Exercise.
Read through the entries below and return each line with the word "Justes".

□ □ □ □ □ □ □

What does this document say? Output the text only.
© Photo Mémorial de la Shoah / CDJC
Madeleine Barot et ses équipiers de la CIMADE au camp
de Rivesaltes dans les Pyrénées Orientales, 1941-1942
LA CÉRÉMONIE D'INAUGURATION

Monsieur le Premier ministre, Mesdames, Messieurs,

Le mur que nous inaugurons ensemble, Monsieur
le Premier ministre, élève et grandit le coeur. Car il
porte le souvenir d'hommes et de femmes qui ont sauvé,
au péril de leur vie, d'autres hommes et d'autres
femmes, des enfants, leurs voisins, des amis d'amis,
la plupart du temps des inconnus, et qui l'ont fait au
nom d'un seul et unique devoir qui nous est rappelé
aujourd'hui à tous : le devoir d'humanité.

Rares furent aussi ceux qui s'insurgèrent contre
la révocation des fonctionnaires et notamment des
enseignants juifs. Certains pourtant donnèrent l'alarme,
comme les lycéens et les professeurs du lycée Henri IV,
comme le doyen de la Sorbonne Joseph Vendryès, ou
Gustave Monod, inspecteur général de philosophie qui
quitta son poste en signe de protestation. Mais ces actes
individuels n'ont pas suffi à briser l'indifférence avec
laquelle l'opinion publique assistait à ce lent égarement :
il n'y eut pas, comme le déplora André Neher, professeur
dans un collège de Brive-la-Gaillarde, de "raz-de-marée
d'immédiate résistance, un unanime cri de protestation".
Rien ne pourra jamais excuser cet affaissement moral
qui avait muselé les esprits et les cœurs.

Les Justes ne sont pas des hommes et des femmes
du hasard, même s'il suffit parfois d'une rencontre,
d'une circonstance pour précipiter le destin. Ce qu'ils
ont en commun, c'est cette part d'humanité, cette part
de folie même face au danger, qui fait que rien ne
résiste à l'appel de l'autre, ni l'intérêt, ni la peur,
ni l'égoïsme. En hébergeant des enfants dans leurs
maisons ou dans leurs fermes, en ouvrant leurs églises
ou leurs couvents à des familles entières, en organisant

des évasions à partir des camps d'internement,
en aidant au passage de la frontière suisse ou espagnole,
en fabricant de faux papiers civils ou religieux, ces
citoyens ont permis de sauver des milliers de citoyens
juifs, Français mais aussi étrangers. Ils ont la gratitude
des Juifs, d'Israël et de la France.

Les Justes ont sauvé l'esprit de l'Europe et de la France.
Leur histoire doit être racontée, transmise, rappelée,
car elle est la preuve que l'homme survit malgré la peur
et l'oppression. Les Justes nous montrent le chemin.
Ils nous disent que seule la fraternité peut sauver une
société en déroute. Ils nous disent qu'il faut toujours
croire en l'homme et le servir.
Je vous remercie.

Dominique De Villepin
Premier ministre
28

□ □ □ □ □ □ □

Solution to the exercise.
Les Justes ne sont pas des hommes et des femmes
Les Justes ont sauvé l'esprit de l'Europe et de la France.
et l'oppression. Les Justes nous montrent le chemin.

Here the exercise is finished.